### [Raw records]

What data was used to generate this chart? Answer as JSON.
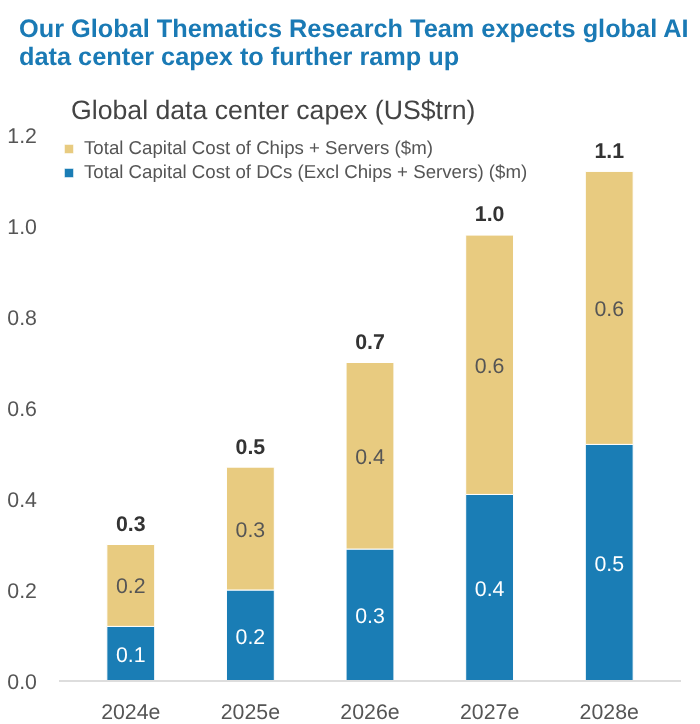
{
  "chart_data": {
    "type": "bar",
    "stacked": true,
    "title": "Our Global Thematics Research Team expects global AI data center capex to further ramp up",
    "subtitle": "Global data center capex (US$trn)",
    "categories": [
      "2024e",
      "2025e",
      "2026e",
      "2027e",
      "2028e"
    ],
    "series": [
      {
        "name": "Total Capital Cost of DCs (Excl Chips + Servers) ($m)",
        "color": "#1a7db5",
        "values": [
          0.12,
          0.2,
          0.29,
          0.41,
          0.52
        ],
        "value_labels": [
          "0.1",
          "0.2",
          "0.3",
          "0.4",
          "0.5"
        ]
      },
      {
        "name": "Total Capital Cost of Chips + Servers ($m)",
        "color": "#e8cb80",
        "values": [
          0.18,
          0.27,
          0.41,
          0.57,
          0.6
        ],
        "value_labels": [
          "0.2",
          "0.3",
          "0.4",
          "0.6",
          "0.6"
        ]
      }
    ],
    "totals": [
      "0.3",
      "0.5",
      "0.7",
      "1.0",
      "1.1"
    ],
    "ylim": [
      0,
      1.2
    ],
    "yticks": [
      {
        "value": 0,
        "label": "0.0"
      },
      0.2,
      0.4,
      0.6,
      0.8,
      {
        "value": 1,
        "label": "1.0"
      },
      1.2
    ],
    "grid": false,
    "legend": "top left"
  }
}
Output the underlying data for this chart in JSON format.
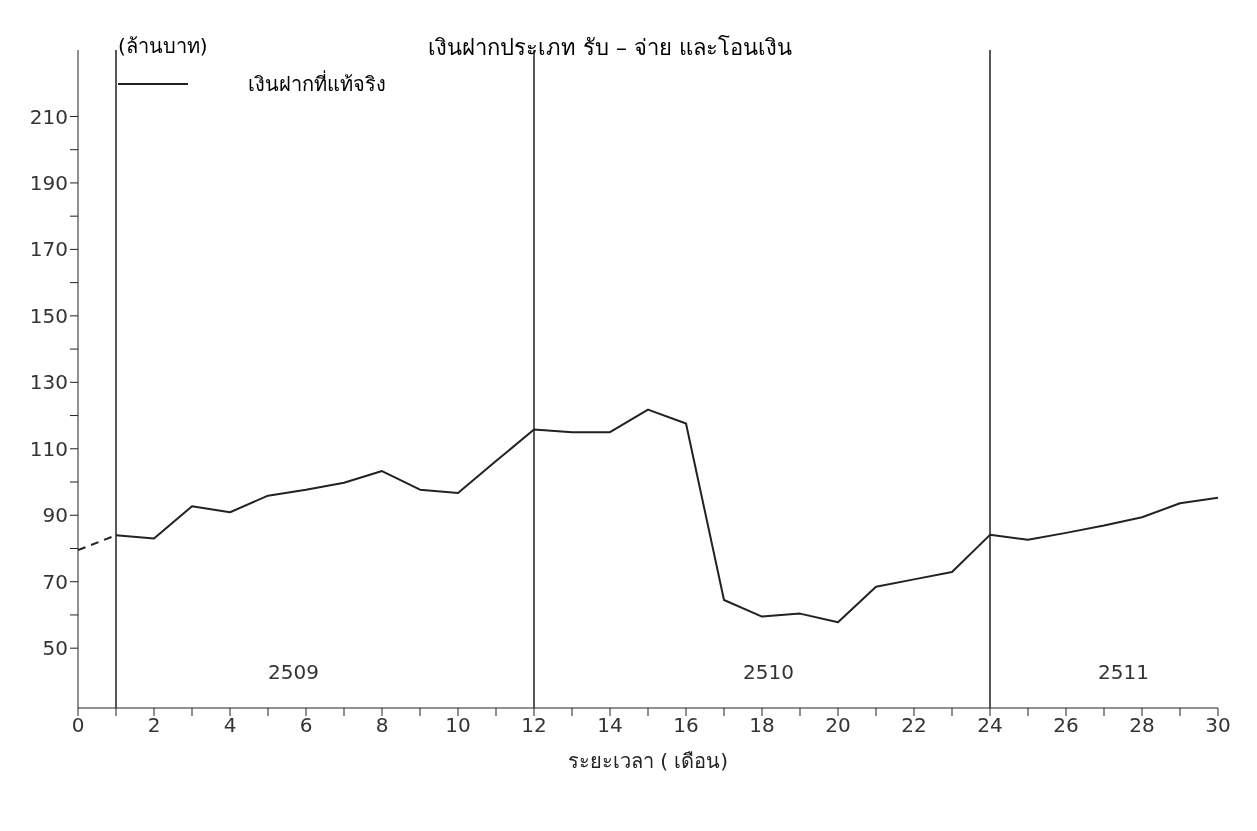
{
  "chart_data": {
    "type": "line",
    "title": "เงินฝากประเภท รับ – จ่าย และโอนเงิน",
    "xlabel": "ระยะเวลา ( เดือน)",
    "ylabel": "(ล้านบาท)",
    "series": [
      {
        "name": "เงินฝากที่แท้จริง",
        "color": "#222222",
        "x": [
          1,
          2,
          3,
          4,
          5,
          6,
          7,
          8,
          9,
          10,
          11,
          12,
          13,
          14,
          15,
          16,
          17,
          18,
          19,
          20,
          21,
          22,
          23,
          24,
          25,
          26,
          27,
          28,
          29,
          30
        ],
        "values": [
          84,
          83,
          92.7,
          90.9,
          95.9,
          97.7,
          99.8,
          103.3,
          97.7,
          96.7,
          106.3,
          115.8,
          115,
          115,
          121.8,
          117.6,
          64.5,
          59.5,
          60.4,
          57.8,
          68.5,
          70.7,
          72.9,
          84.1,
          82.6,
          84.7,
          86.9,
          89.4,
          93.6,
          95.3
        ]
      },
      {
        "color": "#222222",
        "line_style": "dashed",
        "x": [
          0,
          1
        ],
        "values": [
          79.5,
          84
        ]
      }
    ],
    "xlim": [
      0,
      30
    ],
    "ylim": [
      32,
      230
    ],
    "xticks": [
      0,
      {
        "value": 1,
        "label": null
      },
      2,
      {
        "value": 3,
        "label": null
      },
      4,
      {
        "value": 5,
        "label": null
      },
      6,
      {
        "value": 7,
        "label": null
      },
      8,
      {
        "value": 9,
        "label": null
      },
      10,
      {
        "value": 11,
        "label": null
      },
      12,
      {
        "value": 13,
        "label": null
      },
      14,
      {
        "value": 15,
        "label": null
      },
      16,
      {
        "value": 17,
        "label": null
      },
      18,
      {
        "value": 19,
        "label": null
      },
      20,
      {
        "value": 21,
        "label": null
      },
      22,
      {
        "value": 23,
        "label": null
      },
      24,
      {
        "value": 25,
        "label": null
      },
      26,
      {
        "value": 27,
        "label": null
      },
      28,
      {
        "value": 29,
        "label": null
      },
      30
    ],
    "yticks": [
      50,
      {
        "value": 60,
        "label": null
      },
      70,
      {
        "value": 80,
        "label": null
      },
      90,
      {
        "value": 100,
        "label": null
      },
      110,
      {
        "value": 120,
        "label": null
      },
      130,
      {
        "value": 140,
        "label": null
      },
      150,
      {
        "value": 160,
        "label": null
      },
      170,
      {
        "value": 180,
        "label": null
      },
      190,
      {
        "value": 200,
        "label": null
      },
      210
    ],
    "ref_lines": [
      {
        "axis": "x",
        "value": 1
      },
      {
        "axis": "x",
        "value": 12
      },
      {
        "axis": "x",
        "value": 24
      }
    ],
    "annotations": [
      "2509",
      "2510",
      "2511"
    ],
    "legend": "top left",
    "marker": "none",
    "line_style": "solid"
  }
}
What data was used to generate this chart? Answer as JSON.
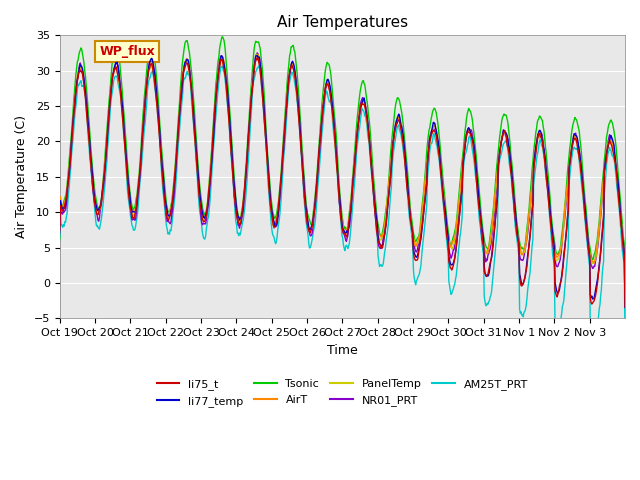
{
  "title": "Air Temperatures",
  "xlabel": "Time",
  "ylabel": "Air Temperature (C)",
  "ylim": [
    -5,
    35
  ],
  "bg_color": "#e8e8e8",
  "series_colors": {
    "li75_t": "#cc0000",
    "li77_temp": "#0000cc",
    "Tsonic": "#00cc00",
    "AirT": "#ff8800",
    "PanelTemp": "#cccc00",
    "NR01_PRT": "#8800cc",
    "AM25T_PRT": "#00cccc"
  },
  "annotation_label": "WP_flux",
  "annotation_bg": "#ffffcc",
  "annotation_border": "#cc8800",
  "annotation_text_color": "#cc0000",
  "xtick_labels": [
    "Oct 19",
    "Oct 20",
    "Oct 21",
    "Oct 22",
    "Oct 23",
    "Oct 24",
    "Oct 25",
    "Oct 26",
    "Oct 27",
    "Oct 28",
    "Oct 29",
    "Oct 30",
    "Oct 31",
    "Nov 1",
    "Nov 2",
    "Nov 3"
  ],
  "tick_fontsize": 8,
  "legend_fontsize": 8
}
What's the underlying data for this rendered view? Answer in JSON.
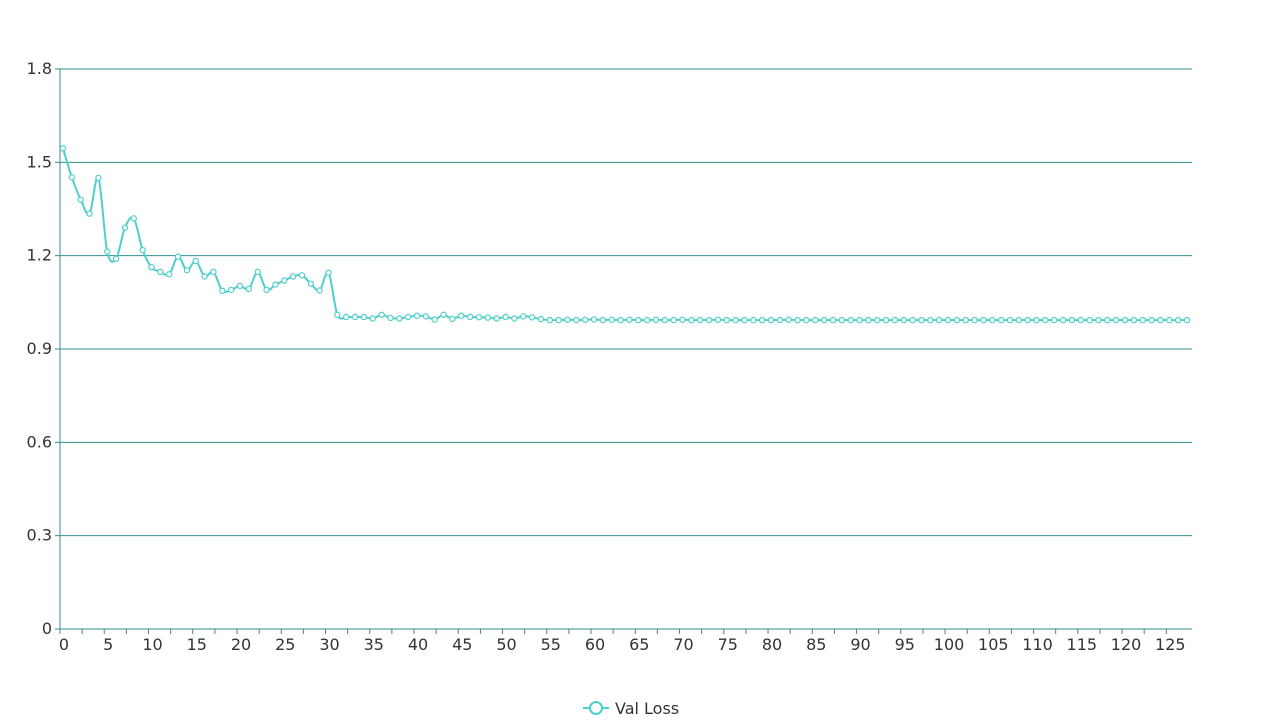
{
  "chart_data": {
    "type": "line",
    "title": "",
    "xlabel": "",
    "ylabel": "",
    "x": [
      0,
      1,
      2,
      3,
      4,
      5,
      6,
      7,
      8,
      9,
      10,
      11,
      12,
      13,
      14,
      15,
      16,
      17,
      18,
      19,
      20,
      21,
      22,
      23,
      24,
      25,
      26,
      27,
      28,
      29,
      30,
      31,
      32,
      33,
      34,
      35,
      36,
      37,
      38,
      39,
      40,
      41,
      42,
      43,
      44,
      45,
      46,
      47,
      48,
      49,
      50,
      51,
      52,
      53,
      54,
      55,
      56,
      57,
      58,
      59,
      60,
      61,
      62,
      63,
      64,
      65,
      66,
      67,
      68,
      69,
      70,
      71,
      72,
      73,
      74,
      75,
      76,
      77,
      78,
      79,
      80,
      81,
      82,
      83,
      84,
      85,
      86,
      87,
      88,
      89,
      90,
      91,
      92,
      93,
      94,
      95,
      96,
      97,
      98,
      99,
      100,
      101,
      102,
      103,
      104,
      105,
      106,
      107,
      108,
      109,
      110,
      111,
      112,
      113,
      114,
      115,
      116,
      117,
      118,
      119,
      120,
      121,
      122,
      123,
      124,
      125,
      126,
      127
    ],
    "series": [
      {
        "name": "Val Loss",
        "color": "#4fcfcc",
        "values": [
          1.545,
          1.452,
          1.38,
          1.335,
          1.45,
          1.213,
          1.19,
          1.29,
          1.32,
          1.218,
          1.163,
          1.148,
          1.14,
          1.197,
          1.153,
          1.183,
          1.133,
          1.148,
          1.087,
          1.09,
          1.103,
          1.093,
          1.148,
          1.09,
          1.107,
          1.12,
          1.133,
          1.137,
          1.11,
          1.088,
          1.145,
          1.01,
          1.003,
          1.003,
          1.003,
          0.998,
          1.01,
          1.0,
          0.998,
          1.003,
          1.007,
          1.005,
          0.995,
          1.01,
          0.997,
          1.007,
          1.003,
          1.002,
          1.001,
          0.998,
          1.003,
          0.998,
          1.005,
          1.002,
          0.996,
          0.993,
          0.993,
          0.994,
          0.993,
          0.994,
          0.995,
          0.993,
          0.994,
          0.993,
          0.994,
          0.993,
          0.993,
          0.994,
          0.993,
          0.993,
          0.994,
          0.993,
          0.993,
          0.993,
          0.994,
          0.993,
          0.993,
          0.993,
          0.993,
          0.993,
          0.993,
          0.993,
          0.994,
          0.993,
          0.993,
          0.993,
          0.993,
          0.993,
          0.993,
          0.993,
          0.993,
          0.993,
          0.993,
          0.993,
          0.993,
          0.993,
          0.993,
          0.993,
          0.993,
          0.993,
          0.993,
          0.993,
          0.993,
          0.993,
          0.993,
          0.993,
          0.993,
          0.993,
          0.993,
          0.993,
          0.993,
          0.993,
          0.993,
          0.993,
          0.993,
          0.993,
          0.993,
          0.993,
          0.993,
          0.993,
          0.993,
          0.993,
          0.993,
          0.993,
          0.993,
          0.993,
          0.993,
          0.993
        ]
      }
    ],
    "xlim": [
      0,
      127
    ],
    "ylim": [
      0,
      1.8
    ],
    "xticks": [
      0,
      5,
      10,
      15,
      20,
      25,
      30,
      35,
      40,
      45,
      50,
      55,
      60,
      65,
      70,
      75,
      80,
      85,
      90,
      95,
      100,
      105,
      110,
      115,
      120,
      125
    ],
    "yticks": [
      0,
      0.3,
      0.6,
      0.9,
      1.2,
      1.5,
      1.8
    ],
    "ytick_labels": [
      "0",
      "0.3",
      "0.6",
      "0.9",
      "1.2",
      "1.5",
      "1.8"
    ],
    "grid": true,
    "legend": "bottom-center",
    "axis_color": "#2f8f8f"
  }
}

### [To be done]
Copy every line of the listing that contains the word "Cost".

### [The solution]
        "name": "Total Capital Cost of DCs (Excl Chips + Servers) ($m)",
        "name": "Total Capital Cost of Chips + Servers ($m)",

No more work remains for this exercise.